>> begin

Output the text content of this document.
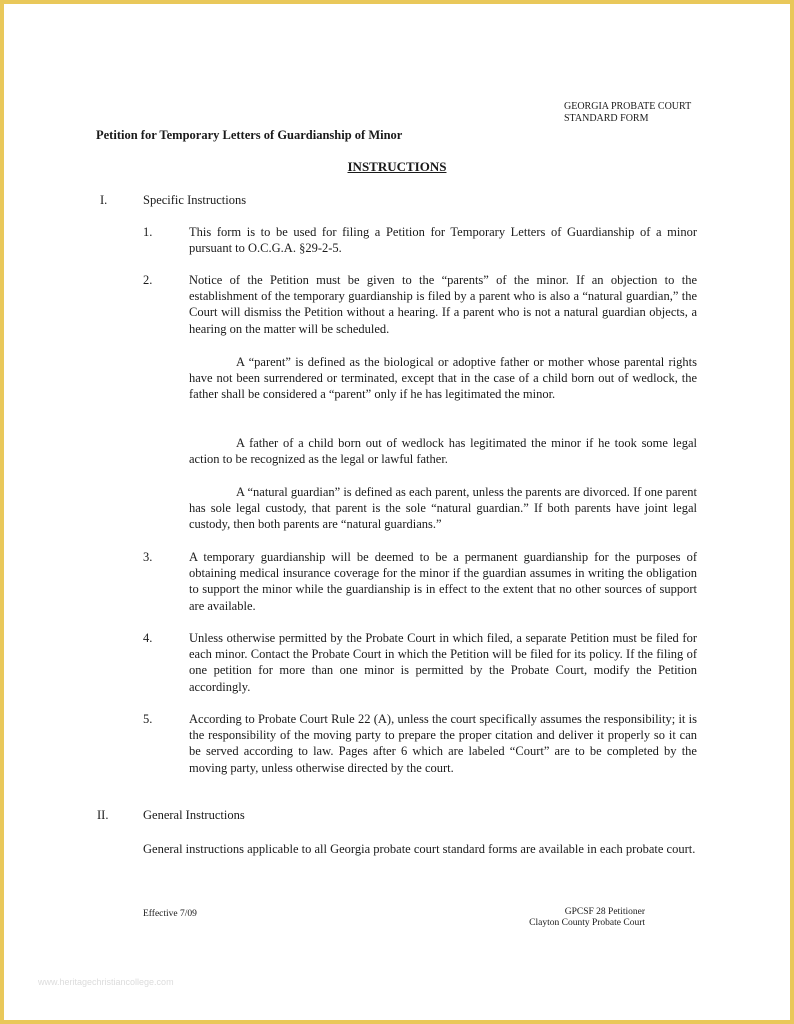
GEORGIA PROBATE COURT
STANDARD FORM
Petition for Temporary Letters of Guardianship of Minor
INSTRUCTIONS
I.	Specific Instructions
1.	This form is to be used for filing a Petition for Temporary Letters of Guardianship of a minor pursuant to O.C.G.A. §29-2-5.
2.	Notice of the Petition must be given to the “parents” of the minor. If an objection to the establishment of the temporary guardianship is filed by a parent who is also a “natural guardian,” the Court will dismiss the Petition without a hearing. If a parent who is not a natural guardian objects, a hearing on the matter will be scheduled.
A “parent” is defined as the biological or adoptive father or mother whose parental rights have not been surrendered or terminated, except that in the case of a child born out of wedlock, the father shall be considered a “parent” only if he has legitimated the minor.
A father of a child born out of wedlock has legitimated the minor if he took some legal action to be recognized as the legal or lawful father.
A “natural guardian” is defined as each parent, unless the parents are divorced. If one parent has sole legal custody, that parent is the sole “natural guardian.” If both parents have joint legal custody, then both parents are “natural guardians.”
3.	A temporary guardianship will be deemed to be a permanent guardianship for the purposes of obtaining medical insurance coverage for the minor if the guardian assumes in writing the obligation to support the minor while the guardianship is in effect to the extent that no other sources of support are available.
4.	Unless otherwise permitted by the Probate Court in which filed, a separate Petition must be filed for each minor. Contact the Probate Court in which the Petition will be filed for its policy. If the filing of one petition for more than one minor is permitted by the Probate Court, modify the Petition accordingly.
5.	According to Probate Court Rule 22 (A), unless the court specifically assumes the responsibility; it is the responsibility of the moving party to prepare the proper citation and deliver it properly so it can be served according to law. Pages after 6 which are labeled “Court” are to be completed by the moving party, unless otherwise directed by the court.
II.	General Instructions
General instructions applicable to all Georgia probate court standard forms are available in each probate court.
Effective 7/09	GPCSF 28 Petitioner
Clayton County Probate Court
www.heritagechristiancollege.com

>> end

#### [WHAT TO WORK ON]
Gather all the lines that include the word "parent" and copy them out.

#### [RIGHT ANSWER]
2.	Notice of the Petition must be given to the “parents” of the minor. If an objection to the establishment of the temporary guardianship is filed by a parent who is also a “natural guardian,” the Court will dismiss the Petition without a hearing. If a parent who is not a natural guardian objects, a hearing on the matter will be scheduled.
A “parent” is defined as the biological or adoptive father or mother whose parental rights have not been surrendered or terminated, except that in the case of a child born out of wedlock, the father shall be considered a “parent” only if he has legitimated the minor.
A “natural guardian” is defined as each parent, unless the parents are divorced. If one parent has sole legal custody, that parent is the sole “natural guardian.” If both parents have joint legal custody, then both parents are “natural guardians.”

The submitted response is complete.